- [PROBLEM DETAILS]
Below are entries. Pull out all lines containing "type".

Excerpts from a figure dataset:

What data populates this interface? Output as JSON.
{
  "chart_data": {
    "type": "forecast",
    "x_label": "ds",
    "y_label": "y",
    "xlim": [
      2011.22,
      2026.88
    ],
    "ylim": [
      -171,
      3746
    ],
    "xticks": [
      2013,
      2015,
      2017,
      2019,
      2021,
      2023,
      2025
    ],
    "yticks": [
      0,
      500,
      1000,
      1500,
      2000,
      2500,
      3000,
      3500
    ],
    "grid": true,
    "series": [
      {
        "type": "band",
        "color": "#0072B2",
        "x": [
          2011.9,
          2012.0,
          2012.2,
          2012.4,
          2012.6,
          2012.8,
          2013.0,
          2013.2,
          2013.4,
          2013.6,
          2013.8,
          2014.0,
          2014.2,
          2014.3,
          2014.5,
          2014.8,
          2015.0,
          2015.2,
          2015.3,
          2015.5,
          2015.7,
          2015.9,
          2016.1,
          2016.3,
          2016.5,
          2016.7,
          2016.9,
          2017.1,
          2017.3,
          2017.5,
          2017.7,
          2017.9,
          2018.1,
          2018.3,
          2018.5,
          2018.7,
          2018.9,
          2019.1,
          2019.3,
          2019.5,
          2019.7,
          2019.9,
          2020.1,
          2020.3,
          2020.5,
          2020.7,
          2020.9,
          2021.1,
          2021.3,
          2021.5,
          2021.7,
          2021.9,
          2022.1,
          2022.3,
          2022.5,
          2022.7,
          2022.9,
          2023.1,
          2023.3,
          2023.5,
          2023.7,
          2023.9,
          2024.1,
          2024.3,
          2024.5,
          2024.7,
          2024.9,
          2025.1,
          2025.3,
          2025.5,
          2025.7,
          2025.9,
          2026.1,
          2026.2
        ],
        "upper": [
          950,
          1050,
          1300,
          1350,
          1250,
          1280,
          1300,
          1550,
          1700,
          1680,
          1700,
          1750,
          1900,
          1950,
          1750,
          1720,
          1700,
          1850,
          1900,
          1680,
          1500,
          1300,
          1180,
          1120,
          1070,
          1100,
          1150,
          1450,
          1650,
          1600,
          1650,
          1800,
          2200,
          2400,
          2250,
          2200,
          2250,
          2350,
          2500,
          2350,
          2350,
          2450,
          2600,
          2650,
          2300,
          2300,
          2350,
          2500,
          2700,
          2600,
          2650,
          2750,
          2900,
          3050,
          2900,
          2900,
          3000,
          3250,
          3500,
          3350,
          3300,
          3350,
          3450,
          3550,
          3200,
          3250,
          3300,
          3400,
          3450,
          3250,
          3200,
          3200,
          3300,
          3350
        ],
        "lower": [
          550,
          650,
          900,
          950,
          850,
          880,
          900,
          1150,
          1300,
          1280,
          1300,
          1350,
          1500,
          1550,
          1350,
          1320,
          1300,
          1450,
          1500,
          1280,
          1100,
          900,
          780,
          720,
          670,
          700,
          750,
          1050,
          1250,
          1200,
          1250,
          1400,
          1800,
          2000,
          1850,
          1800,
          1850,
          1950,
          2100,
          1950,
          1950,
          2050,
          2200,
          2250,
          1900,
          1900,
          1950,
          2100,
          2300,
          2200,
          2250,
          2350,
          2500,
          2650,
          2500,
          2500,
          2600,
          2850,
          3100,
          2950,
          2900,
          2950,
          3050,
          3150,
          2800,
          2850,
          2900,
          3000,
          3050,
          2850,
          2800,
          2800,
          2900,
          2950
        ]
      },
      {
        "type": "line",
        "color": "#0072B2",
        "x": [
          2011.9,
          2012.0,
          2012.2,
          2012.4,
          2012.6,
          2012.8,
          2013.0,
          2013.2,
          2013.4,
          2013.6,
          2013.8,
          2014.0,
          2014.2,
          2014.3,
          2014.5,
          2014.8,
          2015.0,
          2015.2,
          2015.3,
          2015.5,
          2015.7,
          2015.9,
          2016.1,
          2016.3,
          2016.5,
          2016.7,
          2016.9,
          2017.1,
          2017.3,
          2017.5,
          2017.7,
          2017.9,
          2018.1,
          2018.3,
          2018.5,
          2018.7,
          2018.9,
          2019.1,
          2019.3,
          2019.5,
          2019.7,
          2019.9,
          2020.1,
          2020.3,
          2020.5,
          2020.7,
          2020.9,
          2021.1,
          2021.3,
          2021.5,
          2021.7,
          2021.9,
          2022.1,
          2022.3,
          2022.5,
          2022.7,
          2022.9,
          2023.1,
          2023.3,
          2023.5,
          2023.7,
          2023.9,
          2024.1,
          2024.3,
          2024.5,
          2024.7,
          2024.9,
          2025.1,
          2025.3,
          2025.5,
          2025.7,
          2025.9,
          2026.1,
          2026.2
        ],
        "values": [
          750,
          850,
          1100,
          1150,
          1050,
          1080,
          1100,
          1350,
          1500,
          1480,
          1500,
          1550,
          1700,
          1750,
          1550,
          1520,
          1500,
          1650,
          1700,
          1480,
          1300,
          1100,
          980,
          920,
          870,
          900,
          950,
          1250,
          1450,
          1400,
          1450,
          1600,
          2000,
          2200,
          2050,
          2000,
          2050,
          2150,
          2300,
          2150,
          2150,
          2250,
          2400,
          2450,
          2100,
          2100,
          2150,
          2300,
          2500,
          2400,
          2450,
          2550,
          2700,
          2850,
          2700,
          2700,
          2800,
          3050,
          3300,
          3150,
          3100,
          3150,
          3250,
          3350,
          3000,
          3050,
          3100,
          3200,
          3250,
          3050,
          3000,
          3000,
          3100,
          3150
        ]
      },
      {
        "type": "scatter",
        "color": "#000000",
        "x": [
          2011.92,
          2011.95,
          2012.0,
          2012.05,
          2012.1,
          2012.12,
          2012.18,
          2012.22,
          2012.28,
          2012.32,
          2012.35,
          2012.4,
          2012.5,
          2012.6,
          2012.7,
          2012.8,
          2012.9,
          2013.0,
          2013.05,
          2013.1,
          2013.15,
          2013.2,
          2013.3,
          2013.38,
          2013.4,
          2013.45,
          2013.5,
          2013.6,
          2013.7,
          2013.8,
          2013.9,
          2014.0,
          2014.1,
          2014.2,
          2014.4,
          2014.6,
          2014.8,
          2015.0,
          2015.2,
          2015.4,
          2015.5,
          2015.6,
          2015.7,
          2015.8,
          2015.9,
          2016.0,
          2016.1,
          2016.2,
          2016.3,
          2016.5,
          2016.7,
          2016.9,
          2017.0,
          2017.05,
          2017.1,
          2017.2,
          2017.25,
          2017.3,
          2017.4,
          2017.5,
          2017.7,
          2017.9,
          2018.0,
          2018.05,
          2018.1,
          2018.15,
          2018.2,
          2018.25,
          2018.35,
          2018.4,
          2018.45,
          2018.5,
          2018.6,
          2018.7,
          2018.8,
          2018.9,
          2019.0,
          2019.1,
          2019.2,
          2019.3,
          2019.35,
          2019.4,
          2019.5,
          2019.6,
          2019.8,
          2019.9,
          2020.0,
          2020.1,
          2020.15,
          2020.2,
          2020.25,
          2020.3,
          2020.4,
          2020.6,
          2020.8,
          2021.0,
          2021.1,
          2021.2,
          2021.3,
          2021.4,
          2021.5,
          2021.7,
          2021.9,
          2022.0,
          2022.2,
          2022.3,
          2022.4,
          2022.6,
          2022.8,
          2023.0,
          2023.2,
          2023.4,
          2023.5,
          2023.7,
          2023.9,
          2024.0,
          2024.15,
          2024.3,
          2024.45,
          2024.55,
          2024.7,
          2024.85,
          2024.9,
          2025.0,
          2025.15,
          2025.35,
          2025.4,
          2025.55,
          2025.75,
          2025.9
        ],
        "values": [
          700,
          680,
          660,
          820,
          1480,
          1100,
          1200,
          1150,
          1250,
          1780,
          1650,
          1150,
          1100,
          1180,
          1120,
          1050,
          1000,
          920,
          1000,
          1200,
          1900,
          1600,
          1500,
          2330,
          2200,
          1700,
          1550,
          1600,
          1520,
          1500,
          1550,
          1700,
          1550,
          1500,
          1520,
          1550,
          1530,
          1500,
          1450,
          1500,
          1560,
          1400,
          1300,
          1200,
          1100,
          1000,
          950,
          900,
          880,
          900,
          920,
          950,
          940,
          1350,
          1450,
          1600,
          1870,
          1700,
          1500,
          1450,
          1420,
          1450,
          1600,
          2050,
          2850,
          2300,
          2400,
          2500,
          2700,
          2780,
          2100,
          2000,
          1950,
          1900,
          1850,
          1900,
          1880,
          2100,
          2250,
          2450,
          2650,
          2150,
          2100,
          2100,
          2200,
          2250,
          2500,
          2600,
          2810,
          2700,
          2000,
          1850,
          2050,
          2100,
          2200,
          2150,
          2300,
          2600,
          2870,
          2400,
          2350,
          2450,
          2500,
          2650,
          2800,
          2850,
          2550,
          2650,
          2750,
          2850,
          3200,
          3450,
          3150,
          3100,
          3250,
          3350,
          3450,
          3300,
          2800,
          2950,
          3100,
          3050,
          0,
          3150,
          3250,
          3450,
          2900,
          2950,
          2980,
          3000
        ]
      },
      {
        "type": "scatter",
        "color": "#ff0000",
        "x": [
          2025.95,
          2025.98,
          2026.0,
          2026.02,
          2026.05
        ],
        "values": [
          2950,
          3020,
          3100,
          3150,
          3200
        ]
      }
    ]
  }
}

- [COMPLETE ANSWER]
    "type": "forecast",
        "type": "band",
        "type": "line",
        "type": "scatter",
        "type": "scatter",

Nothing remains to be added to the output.